Data entries:
○ ○ ○ ○ ○
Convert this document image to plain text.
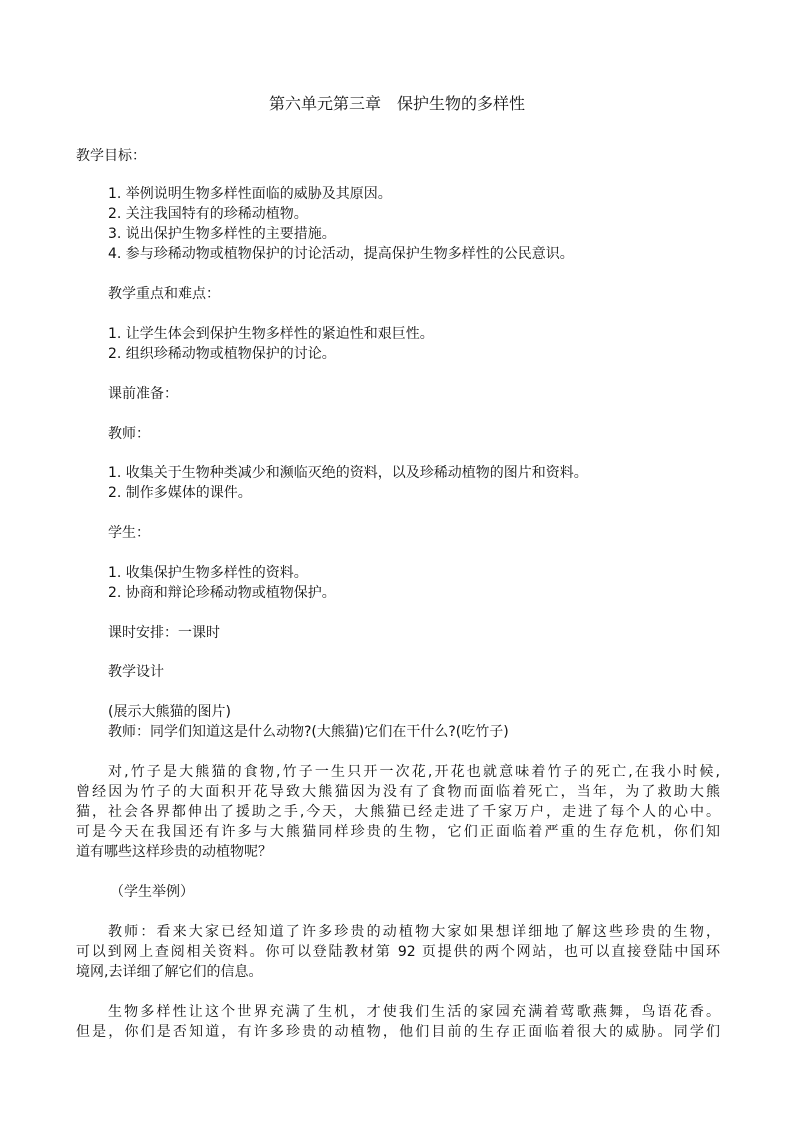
第六单元第三章　保护生物的多样性
教学目标：
1. 举例说明生物多样性面临的威胁及其原因。
2. 关注我国特有的珍稀动植物。
3. 说出保护生物多样性的主要措施。
4. 参与珍稀动物或植物保护的讨论活动，提高保护生物多样性的公民意识。
教学重点和难点：
1. 让学生体会到保护生物多样性的紧迫性和艰巨性。
2. 组织珍稀动物或植物保护的讨论。
课前准备：
教师：
1. 收集关于生物种类减少和濒临灭绝的资料，以及珍稀动植物的图片和资料。
2. 制作多媒体的课件。
学生：
1. 收集保护生物多样性的资料。
2. 协商和辩论珍稀动物或植物保护。
课时安排：一课时
教学设计
(展示大熊猫的图片)
教师：同学们知道这是什么动物?(大熊猫)它们在干什么?(吃竹子)
对,竹子是大熊猫的食物,竹子一生只开一次花,开花也就意味着竹子的死亡,在我小时候,
曾经因为竹子的大面积开花导致大熊猫因为没有了食物而面临着死亡，当年，为了救助大熊
猫，社会各界都伸出了援助之手,今天，大熊猫已经走进了千家万户，走进了每个人的心中。
可是今天在我国还有许多与大熊猫同样珍贵的生物，它们正面临着严重的生存危机，你们知
道有哪些这样珍贵的动植物呢？
（学生举例）
教师：看来大家已经知道了许多珍贵的动植物大家如果想详细地了解这些珍贵的生物，
可以到网上查阅相关资料。你可以登陆教材第 92 页提供的两个网站，也可以直接登陆中国环
境网,去详细了解它们的信息。
生物多样性让这个世界充满了生机，才使我们生活的家园充满着莺歌燕舞，鸟语花香。
但是，你们是否知道，有许多珍贵的动植物，他们目前的生存正面临着很大的威胁。同学们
○ ○ ○ ○ ○
# TASK GOAL:
Print each entry shown above with exact wording and no pictures.

# SOLUTION FOR THIS EXERCISE:
Convert this document image to plain text.
第六单元第三章　保护生物的多样性
教学目标：
1. 举例说明生物多样性面临的威胁及其原因。
2. 关注我国特有的珍稀动植物。
3. 说出保护生物多样性的主要措施。
4. 参与珍稀动物或植物保护的讨论活动，提高保护生物多样性的公民意识。
教学重点和难点：
1. 让学生体会到保护生物多样性的紧迫性和艰巨性。
2. 组织珍稀动物或植物保护的讨论。
课前准备：
教师：
1. 收集关于生物种类减少和濒临灭绝的资料，以及珍稀动植物的图片和资料。
2. 制作多媒体的课件。
学生：
1. 收集保护生物多样性的资料。
2. 协商和辩论珍稀动物或植物保护。
课时安排：一课时
教学设计
(展示大熊猫的图片)
教师：同学们知道这是什么动物?(大熊猫)它们在干什么?(吃竹子)
对,竹子是大熊猫的食物,竹子一生只开一次花,开花也就意味着竹子的死亡,在我小时候,
曾经因为竹子的大面积开花导致大熊猫因为没有了食物而面临着死亡，当年，为了救助大熊
猫，社会各界都伸出了援助之手,今天，大熊猫已经走进了千家万户，走进了每个人的心中。
可是今天在我国还有许多与大熊猫同样珍贵的生物，它们正面临着严重的生存危机，你们知
道有哪些这样珍贵的动植物呢？
（学生举例）
教师：看来大家已经知道了许多珍贵的动植物大家如果想详细地了解这些珍贵的生物，
可以到网上查阅相关资料。你可以登陆教材第 92 页提供的两个网站，也可以直接登陆中国环
境网,去详细了解它们的信息。
生物多样性让这个世界充满了生机，才使我们生活的家园充满着莺歌燕舞，鸟语花香。
但是，你们是否知道，有许多珍贵的动植物，他们目前的生存正面临着很大的威胁。同学们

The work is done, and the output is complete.